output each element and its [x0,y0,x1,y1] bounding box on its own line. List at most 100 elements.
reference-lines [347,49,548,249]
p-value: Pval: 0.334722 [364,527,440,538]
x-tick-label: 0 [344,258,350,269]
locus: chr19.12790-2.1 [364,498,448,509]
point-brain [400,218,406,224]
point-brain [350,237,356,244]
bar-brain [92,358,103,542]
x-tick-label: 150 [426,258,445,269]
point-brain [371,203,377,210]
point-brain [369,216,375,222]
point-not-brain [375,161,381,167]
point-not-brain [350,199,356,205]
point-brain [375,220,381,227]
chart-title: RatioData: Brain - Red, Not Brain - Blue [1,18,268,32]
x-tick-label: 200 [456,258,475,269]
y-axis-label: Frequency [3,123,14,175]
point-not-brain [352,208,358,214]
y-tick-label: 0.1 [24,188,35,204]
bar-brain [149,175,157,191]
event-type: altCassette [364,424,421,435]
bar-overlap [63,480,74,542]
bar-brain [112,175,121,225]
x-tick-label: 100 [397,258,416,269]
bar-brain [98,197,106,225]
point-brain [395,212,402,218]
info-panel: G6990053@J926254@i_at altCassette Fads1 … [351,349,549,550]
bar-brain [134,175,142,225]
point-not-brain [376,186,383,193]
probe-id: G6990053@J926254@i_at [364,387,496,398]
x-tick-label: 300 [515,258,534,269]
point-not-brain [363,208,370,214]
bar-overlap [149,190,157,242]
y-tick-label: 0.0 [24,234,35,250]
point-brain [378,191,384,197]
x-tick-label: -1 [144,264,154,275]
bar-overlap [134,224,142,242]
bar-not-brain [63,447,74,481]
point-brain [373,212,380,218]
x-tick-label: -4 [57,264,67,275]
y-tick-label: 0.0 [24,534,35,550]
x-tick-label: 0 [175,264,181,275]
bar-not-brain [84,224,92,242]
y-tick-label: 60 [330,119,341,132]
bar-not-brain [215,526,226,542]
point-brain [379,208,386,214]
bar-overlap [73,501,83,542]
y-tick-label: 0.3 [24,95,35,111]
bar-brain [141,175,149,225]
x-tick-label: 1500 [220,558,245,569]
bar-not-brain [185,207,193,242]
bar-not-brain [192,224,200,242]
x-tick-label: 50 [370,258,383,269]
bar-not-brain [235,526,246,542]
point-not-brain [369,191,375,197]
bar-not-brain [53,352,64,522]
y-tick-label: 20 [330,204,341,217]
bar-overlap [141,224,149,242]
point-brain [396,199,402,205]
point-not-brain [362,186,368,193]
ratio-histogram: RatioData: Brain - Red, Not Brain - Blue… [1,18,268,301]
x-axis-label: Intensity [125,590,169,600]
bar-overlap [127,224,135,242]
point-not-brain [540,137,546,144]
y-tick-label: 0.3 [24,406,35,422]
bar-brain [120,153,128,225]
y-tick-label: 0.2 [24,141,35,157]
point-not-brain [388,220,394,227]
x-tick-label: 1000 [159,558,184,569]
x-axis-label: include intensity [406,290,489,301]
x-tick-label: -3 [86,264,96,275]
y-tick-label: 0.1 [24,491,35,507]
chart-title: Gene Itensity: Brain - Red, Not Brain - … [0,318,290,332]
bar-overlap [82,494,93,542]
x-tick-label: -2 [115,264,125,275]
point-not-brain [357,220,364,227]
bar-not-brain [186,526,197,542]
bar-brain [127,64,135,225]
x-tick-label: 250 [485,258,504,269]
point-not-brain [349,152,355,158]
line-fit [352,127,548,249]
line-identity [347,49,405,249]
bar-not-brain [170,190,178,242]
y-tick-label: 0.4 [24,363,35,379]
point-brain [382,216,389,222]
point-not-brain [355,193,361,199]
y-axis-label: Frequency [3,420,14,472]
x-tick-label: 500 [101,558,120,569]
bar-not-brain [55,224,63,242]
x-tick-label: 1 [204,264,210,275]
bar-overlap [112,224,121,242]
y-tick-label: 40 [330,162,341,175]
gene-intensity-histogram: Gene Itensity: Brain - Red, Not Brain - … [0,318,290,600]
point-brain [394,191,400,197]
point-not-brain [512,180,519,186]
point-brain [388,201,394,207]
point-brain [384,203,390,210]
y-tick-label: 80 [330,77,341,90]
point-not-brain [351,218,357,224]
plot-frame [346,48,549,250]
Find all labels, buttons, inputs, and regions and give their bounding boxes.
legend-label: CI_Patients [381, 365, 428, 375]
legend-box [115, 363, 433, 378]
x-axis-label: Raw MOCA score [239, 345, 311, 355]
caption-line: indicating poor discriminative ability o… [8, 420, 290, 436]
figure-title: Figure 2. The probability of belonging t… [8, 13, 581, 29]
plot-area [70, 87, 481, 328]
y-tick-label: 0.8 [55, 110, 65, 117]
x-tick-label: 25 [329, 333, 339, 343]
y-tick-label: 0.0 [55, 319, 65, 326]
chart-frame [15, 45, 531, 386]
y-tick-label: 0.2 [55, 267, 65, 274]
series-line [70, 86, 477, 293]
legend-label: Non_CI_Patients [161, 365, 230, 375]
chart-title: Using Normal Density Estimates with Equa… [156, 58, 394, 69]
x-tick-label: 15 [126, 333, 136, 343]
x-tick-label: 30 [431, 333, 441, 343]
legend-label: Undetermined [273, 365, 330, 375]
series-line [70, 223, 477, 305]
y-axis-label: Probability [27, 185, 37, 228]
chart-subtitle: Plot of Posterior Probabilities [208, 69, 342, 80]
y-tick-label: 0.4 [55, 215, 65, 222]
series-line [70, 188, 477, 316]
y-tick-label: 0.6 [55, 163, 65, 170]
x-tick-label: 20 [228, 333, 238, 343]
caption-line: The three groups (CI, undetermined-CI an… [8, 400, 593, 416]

## Instructions for the task
For the word "bounding", how many lines in the records above contain it? Answer with the number and nothing else.

## Exercise result
2